WORK TO DO
What lines of the data hold the string "松連慈善會"? Pull each one out.

RECORDS PROVIDED

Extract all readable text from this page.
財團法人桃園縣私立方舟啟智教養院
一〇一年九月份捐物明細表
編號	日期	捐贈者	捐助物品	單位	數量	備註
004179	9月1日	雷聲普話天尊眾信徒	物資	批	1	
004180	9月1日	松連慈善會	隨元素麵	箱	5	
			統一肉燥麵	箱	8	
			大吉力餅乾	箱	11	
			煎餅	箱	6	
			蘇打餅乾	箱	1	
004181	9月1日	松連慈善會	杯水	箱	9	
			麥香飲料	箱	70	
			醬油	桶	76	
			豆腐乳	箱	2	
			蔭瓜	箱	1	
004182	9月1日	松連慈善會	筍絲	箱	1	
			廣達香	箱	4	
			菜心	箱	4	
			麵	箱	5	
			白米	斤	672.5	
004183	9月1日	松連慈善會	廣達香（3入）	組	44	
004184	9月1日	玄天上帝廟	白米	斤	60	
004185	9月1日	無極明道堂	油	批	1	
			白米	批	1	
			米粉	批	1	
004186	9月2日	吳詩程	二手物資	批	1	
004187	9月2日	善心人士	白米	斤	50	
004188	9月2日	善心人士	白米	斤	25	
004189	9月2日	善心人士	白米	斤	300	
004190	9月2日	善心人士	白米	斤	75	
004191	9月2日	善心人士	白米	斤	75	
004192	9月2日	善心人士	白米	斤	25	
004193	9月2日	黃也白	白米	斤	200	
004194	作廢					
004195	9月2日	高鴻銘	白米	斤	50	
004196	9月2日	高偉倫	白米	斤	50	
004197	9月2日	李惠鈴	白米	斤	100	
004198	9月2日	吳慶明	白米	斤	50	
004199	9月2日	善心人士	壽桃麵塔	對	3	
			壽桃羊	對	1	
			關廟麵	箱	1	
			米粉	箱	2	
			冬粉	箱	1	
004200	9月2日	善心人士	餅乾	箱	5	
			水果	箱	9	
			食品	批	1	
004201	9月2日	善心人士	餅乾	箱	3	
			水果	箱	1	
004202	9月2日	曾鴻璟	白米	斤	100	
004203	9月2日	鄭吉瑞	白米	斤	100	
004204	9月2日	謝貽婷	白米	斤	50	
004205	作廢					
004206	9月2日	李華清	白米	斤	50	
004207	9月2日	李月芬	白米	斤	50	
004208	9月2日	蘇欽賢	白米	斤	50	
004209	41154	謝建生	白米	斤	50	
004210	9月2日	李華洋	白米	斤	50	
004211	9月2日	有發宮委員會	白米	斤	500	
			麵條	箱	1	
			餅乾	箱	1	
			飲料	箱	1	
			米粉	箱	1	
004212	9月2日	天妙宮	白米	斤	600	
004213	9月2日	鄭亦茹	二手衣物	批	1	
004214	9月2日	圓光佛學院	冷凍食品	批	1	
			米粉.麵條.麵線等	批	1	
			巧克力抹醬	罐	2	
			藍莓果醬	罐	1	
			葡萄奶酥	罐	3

RESULT FOR THIS EXERCISE
004180	9月1日	松連慈善會	隨元素麵	箱	5	
004181	9月1日	松連慈善會	杯水	箱	9	
004182	9月1日	松連慈善會	筍絲	箱	1	
004183	9月1日	松連慈善會	廣達香（3入）	組	44	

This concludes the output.